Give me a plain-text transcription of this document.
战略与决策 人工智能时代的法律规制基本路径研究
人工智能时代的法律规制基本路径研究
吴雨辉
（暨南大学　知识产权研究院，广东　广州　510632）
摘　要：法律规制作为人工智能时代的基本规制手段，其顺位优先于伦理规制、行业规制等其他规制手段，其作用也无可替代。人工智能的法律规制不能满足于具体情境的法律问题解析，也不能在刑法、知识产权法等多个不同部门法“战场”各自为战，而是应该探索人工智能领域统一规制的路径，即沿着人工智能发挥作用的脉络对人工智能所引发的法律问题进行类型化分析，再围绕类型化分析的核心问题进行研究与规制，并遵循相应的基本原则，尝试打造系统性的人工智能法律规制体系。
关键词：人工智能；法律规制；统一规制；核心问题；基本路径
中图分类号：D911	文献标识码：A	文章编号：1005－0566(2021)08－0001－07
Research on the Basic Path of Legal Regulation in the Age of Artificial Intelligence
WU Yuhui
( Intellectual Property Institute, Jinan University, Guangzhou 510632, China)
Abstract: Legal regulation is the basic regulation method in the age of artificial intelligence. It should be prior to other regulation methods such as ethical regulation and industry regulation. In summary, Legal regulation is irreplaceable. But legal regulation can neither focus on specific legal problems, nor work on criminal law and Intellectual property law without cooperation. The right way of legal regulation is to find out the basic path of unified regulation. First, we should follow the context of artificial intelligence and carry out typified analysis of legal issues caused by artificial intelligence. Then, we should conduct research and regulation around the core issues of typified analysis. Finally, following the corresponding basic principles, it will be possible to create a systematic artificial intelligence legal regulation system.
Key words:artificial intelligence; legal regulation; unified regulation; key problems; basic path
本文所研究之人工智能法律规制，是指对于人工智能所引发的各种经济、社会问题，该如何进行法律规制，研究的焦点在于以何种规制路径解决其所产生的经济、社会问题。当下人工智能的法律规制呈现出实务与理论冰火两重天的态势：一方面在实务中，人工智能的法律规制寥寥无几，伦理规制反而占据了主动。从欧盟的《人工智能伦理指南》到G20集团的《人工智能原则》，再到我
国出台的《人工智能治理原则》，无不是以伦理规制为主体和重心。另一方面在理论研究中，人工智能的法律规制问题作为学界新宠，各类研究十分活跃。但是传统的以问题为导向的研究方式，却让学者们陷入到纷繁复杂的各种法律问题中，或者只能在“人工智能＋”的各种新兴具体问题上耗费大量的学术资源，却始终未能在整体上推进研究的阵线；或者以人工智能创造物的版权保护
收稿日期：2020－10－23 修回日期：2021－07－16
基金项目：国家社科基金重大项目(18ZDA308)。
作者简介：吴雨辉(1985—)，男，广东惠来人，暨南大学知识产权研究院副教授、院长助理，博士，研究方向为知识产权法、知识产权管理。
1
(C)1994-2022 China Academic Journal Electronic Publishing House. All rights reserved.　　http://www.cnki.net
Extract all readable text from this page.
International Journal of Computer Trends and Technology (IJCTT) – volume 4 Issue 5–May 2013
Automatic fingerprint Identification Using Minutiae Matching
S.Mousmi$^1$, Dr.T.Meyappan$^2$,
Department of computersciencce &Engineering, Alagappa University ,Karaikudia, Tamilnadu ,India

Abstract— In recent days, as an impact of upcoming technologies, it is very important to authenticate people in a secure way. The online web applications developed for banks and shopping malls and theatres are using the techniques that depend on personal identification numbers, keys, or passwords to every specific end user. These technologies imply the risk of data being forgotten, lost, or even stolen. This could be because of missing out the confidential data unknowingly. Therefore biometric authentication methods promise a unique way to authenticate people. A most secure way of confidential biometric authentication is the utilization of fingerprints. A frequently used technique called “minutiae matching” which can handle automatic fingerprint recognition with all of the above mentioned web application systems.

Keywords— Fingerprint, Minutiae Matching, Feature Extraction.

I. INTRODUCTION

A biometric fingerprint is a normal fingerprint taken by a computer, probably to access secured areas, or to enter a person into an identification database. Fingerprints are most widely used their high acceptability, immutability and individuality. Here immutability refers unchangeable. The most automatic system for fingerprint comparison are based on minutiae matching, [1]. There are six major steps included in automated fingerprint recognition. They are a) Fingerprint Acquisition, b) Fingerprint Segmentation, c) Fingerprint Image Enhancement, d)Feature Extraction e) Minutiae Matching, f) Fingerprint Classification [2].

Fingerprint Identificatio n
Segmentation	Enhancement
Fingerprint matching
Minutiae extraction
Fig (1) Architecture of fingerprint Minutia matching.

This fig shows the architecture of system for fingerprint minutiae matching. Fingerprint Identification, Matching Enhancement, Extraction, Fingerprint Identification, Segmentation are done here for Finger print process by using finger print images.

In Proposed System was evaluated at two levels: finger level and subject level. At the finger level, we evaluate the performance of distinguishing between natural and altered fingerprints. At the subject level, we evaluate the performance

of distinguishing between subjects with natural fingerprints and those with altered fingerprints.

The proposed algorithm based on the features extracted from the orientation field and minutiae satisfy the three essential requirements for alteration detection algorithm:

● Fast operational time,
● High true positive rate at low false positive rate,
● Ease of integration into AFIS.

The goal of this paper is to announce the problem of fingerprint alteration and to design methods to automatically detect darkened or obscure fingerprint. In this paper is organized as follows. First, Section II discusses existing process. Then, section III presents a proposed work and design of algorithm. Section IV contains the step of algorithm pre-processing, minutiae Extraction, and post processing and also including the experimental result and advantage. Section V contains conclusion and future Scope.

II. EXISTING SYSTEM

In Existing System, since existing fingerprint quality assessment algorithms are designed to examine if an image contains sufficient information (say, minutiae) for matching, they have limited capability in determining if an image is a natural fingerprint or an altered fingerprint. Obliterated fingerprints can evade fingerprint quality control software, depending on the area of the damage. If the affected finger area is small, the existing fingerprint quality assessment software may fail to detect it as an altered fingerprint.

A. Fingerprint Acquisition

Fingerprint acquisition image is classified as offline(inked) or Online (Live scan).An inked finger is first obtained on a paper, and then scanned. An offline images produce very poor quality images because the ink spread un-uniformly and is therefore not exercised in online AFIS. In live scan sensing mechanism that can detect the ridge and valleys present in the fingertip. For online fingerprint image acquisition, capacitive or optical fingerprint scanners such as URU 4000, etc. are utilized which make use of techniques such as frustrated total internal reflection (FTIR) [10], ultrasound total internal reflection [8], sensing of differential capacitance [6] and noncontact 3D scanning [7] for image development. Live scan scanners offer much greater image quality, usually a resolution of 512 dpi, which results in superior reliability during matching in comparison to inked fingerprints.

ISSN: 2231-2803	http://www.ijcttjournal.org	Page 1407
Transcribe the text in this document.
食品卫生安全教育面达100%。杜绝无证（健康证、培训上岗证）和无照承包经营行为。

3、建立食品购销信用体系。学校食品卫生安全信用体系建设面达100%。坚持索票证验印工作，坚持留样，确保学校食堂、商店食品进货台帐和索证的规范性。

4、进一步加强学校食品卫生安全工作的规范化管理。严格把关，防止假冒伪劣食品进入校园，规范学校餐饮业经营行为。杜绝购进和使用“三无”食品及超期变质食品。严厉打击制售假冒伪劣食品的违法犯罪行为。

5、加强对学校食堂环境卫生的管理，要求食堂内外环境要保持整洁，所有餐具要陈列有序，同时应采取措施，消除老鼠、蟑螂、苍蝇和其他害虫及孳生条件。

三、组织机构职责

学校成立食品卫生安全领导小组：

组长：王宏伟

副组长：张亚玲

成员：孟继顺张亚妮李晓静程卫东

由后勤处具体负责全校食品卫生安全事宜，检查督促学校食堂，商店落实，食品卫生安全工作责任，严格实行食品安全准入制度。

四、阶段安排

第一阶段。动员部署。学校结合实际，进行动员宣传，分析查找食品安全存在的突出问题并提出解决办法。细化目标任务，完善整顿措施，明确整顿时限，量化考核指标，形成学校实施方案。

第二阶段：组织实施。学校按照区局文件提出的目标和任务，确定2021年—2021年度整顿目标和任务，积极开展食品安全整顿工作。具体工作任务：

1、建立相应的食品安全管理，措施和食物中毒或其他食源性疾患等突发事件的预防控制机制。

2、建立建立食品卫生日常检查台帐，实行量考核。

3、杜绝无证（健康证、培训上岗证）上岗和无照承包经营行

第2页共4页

## GOAL
Write out the lines above from the one containing "Transcribe the text in this document." through the last, exactly as they are.

## EXERCISE OUTPUT
Transcribe the text in this document.
食品卫生安全教育面达100%。杜绝无证（健康证、培训上岗证）和无照承包经营行为。

3、建立食品购销信用体系。学校食品卫生安全信用体系建设面达100%。坚持索票证验印工作，坚持留样，确保学校食堂、商店食品进货台帐和索证的规范性。

4、进一步加强学校食品卫生安全工作的规范化管理。严格把关，防止假冒伪劣食品进入校园，规范学校餐饮业经营行为。杜绝购进和使用“三无”食品及超期变质食品。严厉打击制售假冒伪劣食品的违法犯罪行为。

5、加强对学校食堂环境卫生的管理，要求食堂内外环境要保持整洁，所有餐具要陈列有序，同时应采取措施，消除老鼠、蟑螂、苍蝇和其他害虫及孳生条件。

三、组织机构职责

学校成立食品卫生安全领导小组：

组长：王宏伟

副组长：张亚玲

成员：孟继顺张亚妮李晓静程卫东

由后勤处具体负责全校食品卫生安全事宜，检查督促学校食堂，商店落实，食品卫生安全工作责任，严格实行食品安全准入制度。

四、阶段安排

第一阶段。动员部署。学校结合实际，进行动员宣传，分析查找食品安全存在的突出问题并提出解决办法。细化目标任务，完善整顿措施，明确整顿时限，量化考核指标，形成学校实施方案。

第二阶段：组织实施。学校按照区局文件提出的目标和任务，确定2021年—2021年度整顿目标和任务，积极开展食品安全整顿工作。具体工作任务：

1、建立相应的食品安全管理，措施和食物中毒或其他食源性疾患等突发事件的预防控制机制。

2、建立建立食品卫生日常检查台帐，实行量考核。

3、杜绝无证（健康证、培训上岗证）上岗和无照承包经营行

第2页共4页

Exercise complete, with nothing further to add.